── INPUT RECORDS ──

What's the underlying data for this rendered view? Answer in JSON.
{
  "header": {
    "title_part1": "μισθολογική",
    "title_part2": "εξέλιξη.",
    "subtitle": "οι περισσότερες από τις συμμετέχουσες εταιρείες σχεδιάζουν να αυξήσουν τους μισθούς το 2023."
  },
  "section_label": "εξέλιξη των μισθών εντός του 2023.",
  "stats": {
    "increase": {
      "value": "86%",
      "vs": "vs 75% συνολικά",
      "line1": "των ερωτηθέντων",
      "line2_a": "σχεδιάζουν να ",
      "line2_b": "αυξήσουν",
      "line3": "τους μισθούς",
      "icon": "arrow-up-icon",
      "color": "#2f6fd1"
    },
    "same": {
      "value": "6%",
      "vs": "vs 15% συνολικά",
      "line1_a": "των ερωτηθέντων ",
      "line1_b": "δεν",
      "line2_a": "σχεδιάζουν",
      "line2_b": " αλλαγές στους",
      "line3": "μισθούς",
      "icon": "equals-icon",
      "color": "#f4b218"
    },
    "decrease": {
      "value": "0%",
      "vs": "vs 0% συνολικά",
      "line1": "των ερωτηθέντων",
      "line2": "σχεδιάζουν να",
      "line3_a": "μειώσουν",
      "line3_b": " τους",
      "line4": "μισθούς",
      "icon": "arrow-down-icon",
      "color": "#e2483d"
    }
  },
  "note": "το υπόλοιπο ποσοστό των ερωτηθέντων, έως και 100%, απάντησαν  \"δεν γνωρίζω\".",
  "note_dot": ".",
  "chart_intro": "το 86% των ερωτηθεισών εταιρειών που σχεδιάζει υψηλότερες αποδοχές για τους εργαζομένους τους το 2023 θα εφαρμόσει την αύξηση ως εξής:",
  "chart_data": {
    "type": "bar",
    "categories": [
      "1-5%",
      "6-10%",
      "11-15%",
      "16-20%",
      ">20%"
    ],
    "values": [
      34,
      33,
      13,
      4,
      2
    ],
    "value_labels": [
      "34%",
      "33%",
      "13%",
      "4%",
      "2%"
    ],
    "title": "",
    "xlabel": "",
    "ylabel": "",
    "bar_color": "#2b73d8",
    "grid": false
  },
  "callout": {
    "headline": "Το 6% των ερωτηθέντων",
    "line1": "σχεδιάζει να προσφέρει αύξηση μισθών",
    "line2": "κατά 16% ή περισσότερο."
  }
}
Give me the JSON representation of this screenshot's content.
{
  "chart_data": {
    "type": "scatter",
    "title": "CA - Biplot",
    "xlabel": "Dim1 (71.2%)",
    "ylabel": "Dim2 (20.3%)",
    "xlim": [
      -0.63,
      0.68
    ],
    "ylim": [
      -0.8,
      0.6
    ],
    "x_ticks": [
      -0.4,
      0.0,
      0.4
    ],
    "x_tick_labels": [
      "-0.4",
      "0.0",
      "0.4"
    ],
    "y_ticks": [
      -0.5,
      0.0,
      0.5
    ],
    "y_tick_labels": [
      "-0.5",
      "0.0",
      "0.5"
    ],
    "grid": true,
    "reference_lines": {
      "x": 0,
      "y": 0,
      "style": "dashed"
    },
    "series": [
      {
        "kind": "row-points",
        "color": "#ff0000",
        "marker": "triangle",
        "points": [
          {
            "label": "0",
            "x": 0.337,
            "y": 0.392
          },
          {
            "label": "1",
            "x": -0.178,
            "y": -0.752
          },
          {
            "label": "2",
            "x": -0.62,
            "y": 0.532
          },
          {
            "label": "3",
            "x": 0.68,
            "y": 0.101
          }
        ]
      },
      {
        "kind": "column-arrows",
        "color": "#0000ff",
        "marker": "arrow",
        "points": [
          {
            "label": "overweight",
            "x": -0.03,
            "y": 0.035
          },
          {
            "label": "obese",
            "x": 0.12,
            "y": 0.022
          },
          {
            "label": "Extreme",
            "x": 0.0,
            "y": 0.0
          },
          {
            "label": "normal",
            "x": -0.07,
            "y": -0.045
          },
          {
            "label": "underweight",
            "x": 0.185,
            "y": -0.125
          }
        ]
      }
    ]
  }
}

───

== EXERCISE AIM ==
Copy out each line exactly.

== THE RESULT ==
What's the underlying data for this rendered view? Answer in JSON.
{
  "header": {
    "title_part1": "μισθολογική",
    "title_part2": "εξέλιξη.",
    "subtitle": "οι περισσότερες από τις συμμετέχουσες εταιρείες σχεδιάζουν να αυξήσουν τους μισθούς το 2023."
  },
  "section_label": "εξέλιξη των μισθών εντός του 2023.",
  "stats": {
    "increase": {
      "value": "86%",
      "vs": "vs 75% συνολικά",
      "line1": "των ερωτηθέντων",
      "line2_a": "σχεδιάζουν να ",
      "line2_b": "αυξήσουν",
      "line3": "τους μισθούς",
      "icon": "arrow-up-icon",
      "color": "#2f6fd1"
    },
    "same": {
      "value": "6%",
      "vs": "vs 15% συνολικά",
      "line1_a": "των ερωτηθέντων ",
      "line1_b": "δεν",
      "line2_a": "σχεδιάζουν",
      "line2_b": " αλλαγές στους",
      "line3": "μισθούς",
      "icon": "equals-icon",
      "color": "#f4b218"
    },
    "decrease": {
      "value": "0%",
      "vs": "vs 0% συνολικά",
      "line1": "των ερωτηθέντων",
      "line2": "σχεδιάζουν να",
      "line3_a": "μειώσουν",
      "line3_b": " τους",
      "line4": "μισθούς",
      "icon": "arrow-down-icon",
      "color": "#e2483d"
    }
  },
  "note": "το υπόλοιπο ποσοστό των ερωτηθέντων, έως και 100%, απάντησαν  \"δεν γνωρίζω\".",
  "note_dot": ".",
  "chart_intro": "το 86% των ερωτηθεισών εταιρειών που σχεδιάζει υψηλότερες αποδοχές για τους εργαζομένους τους το 2023 θα εφαρμόσει την αύξηση ως εξής:",
  "chart_data": {
    "type": "bar",
    "categories": [
      "1-5%",
      "6-10%",
      "11-15%",
      "16-20%",
      ">20%"
    ],
    "values": [
      34,
      33,
      13,
      4,
      2
    ],
    "value_labels": [
      "34%",
      "33%",
      "13%",
      "4%",
      "2%"
    ],
    "title": "",
    "xlabel": "",
    "ylabel": "",
    "bar_color": "#2b73d8",
    "grid": false
  },
  "callout": {
    "headline": "Το 6% των ερωτηθέντων",
    "line1": "σχεδιάζει να προσφέρει αύξηση μισθών",
    "line2": "κατά 16% ή περισσότερο."
  }
}
Give me the JSON representation of this screenshot's content.
{
  "chart_data": {
    "type": "scatter",
    "title": "CA - Biplot",
    "xlabel": "Dim1 (71.2%)",
    "ylabel": "Dim2 (20.3%)",
    "xlim": [
      -0.63,
      0.68
    ],
    "ylim": [
      -0.8,
      0.6
    ],
    "x_ticks": [
      -0.4,
      0.0,
      0.4
    ],
    "x_tick_labels": [
      "-0.4",
      "0.0",
      "0.4"
    ],
    "y_ticks": [
      -0.5,
      0.0,
      0.5
    ],
    "y_tick_labels": [
      "-0.5",
      "0.0",
      "0.5"
    ],
    "grid": true,
    "reference_lines": {
      "x": 0,
      "y": 0,
      "style": "dashed"
    },
    "series": [
      {
        "kind": "row-points",
        "color": "#ff0000",
        "marker": "triangle",
        "points": [
          {
            "label": "0",
            "x": 0.337,
            "y": 0.392
          },
          {
            "label": "1",
            "x": -0.178,
            "y": -0.752
          },
          {
            "label": "2",
            "x": -0.62,
            "y": 0.532
          },
          {
            "label": "3",
            "x": 0.68,
            "y": 0.101
          }
        ]
      },
      {
        "kind": "column-arrows",
        "color": "#0000ff",
        "marker": "arrow",
        "points": [
          {
            "label": "overweight",
            "x": -0.03,
            "y": 0.035
          },
          {
            "label": "obese",
            "x": 0.12,
            "y": 0.022
          },
          {
            "label": "Extreme",
            "x": 0.0,
            "y": 0.0
          },
          {
            "label": "normal",
            "x": -0.07,
            "y": -0.045
          },
          {
            "label": "underweight",
            "x": 0.185,
            "y": -0.125
          }
        ]
      }
    ]
  }
}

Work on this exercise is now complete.